- **Exercise goal**: Scan the listing below. Report each line that includes "JSON".

-- BEGIN --

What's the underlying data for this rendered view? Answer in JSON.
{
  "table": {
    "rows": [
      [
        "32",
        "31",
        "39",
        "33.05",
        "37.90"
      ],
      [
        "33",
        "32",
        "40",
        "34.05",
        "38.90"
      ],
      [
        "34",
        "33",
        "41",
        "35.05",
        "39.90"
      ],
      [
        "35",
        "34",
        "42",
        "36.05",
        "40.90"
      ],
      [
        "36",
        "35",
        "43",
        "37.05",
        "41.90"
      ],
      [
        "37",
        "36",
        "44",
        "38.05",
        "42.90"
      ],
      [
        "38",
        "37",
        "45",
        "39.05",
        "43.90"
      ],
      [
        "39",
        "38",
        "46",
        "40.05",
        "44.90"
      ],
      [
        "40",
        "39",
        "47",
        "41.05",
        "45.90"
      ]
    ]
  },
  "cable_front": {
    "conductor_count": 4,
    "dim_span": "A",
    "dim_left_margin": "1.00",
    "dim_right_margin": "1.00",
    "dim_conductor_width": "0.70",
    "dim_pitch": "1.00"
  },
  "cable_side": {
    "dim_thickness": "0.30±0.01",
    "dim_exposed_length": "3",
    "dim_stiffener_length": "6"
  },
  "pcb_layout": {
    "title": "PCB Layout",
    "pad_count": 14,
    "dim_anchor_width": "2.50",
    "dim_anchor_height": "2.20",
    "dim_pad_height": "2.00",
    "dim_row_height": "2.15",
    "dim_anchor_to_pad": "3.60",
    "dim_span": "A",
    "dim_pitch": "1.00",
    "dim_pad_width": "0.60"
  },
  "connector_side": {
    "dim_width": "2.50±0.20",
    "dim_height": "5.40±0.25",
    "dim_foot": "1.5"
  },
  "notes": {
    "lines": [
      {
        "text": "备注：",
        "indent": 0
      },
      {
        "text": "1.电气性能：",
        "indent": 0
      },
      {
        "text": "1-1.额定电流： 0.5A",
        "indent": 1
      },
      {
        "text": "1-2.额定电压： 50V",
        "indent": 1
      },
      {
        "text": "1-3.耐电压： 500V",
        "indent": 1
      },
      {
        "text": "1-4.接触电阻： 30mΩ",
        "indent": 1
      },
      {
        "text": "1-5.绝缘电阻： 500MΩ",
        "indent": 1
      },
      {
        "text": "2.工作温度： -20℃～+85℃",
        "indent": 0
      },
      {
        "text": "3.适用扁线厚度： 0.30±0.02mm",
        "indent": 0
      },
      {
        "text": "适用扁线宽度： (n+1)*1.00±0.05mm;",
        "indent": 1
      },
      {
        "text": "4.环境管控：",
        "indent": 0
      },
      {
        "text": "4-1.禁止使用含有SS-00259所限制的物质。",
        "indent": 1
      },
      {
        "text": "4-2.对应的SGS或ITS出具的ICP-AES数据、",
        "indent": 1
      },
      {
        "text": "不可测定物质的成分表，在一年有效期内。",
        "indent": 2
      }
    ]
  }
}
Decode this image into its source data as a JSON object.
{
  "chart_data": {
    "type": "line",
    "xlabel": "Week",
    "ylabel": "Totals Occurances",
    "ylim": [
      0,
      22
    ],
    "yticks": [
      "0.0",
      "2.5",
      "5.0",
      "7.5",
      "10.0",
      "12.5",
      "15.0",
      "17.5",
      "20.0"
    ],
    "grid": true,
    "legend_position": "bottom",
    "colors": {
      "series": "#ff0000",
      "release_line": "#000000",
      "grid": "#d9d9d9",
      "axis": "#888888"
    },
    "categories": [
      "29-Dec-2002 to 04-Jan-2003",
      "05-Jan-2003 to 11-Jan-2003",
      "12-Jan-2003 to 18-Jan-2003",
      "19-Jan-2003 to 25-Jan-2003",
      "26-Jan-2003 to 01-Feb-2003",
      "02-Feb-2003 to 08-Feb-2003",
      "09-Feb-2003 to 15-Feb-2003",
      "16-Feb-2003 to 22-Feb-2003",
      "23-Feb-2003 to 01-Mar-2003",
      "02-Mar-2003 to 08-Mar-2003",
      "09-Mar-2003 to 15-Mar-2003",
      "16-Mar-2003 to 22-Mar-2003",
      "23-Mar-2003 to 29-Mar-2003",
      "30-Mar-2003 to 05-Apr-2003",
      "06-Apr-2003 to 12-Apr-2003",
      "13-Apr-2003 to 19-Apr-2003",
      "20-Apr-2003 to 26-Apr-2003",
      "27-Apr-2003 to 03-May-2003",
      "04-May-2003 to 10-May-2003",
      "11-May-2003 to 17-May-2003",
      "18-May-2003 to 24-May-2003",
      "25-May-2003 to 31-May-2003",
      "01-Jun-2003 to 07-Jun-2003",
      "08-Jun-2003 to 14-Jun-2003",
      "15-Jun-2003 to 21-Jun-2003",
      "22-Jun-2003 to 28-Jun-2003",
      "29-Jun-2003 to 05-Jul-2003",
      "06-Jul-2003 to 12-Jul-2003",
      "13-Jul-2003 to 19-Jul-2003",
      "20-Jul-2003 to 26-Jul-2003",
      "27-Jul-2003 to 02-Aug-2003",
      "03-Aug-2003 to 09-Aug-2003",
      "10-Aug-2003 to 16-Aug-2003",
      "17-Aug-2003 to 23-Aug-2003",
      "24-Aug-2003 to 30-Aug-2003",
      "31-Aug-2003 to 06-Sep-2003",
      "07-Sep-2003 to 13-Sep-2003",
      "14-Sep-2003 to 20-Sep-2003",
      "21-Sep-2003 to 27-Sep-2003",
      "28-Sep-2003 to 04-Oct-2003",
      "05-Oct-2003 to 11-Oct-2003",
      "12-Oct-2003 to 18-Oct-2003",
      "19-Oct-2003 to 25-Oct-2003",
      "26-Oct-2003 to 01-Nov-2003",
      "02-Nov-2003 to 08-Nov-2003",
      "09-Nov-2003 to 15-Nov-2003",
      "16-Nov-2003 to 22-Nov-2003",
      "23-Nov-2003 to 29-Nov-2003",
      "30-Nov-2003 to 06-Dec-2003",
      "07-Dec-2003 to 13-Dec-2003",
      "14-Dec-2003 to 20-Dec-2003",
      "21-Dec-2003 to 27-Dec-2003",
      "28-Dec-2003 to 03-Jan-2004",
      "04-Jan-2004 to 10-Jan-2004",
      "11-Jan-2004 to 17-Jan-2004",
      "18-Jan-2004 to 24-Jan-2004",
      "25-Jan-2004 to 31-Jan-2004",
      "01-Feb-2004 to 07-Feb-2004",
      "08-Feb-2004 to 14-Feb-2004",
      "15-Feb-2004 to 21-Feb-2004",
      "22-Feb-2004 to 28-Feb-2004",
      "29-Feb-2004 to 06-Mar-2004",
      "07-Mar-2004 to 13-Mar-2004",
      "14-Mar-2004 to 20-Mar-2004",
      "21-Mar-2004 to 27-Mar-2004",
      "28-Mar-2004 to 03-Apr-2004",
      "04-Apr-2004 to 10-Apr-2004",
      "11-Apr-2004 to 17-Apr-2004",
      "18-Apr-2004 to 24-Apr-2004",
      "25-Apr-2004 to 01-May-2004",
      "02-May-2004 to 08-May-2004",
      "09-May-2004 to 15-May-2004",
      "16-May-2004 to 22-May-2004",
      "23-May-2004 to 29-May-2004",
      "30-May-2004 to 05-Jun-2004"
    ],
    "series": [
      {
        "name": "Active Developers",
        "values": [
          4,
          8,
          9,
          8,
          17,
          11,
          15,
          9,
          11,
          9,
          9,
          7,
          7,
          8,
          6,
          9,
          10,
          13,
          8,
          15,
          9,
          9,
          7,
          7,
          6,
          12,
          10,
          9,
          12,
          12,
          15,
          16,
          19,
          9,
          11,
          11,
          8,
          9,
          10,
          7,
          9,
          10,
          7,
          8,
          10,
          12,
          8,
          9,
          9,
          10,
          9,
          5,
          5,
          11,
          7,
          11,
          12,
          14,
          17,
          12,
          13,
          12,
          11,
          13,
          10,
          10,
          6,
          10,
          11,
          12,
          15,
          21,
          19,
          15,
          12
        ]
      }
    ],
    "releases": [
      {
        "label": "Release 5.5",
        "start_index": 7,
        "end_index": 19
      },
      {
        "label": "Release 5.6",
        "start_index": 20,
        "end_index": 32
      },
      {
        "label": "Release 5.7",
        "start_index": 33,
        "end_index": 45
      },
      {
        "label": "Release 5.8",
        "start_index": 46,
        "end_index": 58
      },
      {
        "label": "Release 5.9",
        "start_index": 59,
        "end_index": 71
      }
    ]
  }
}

-- END --

- **Solution to this exercise**:
What's the underlying data for this rendered view? Answer in JSON.
Decode this image into its source data as a JSON object.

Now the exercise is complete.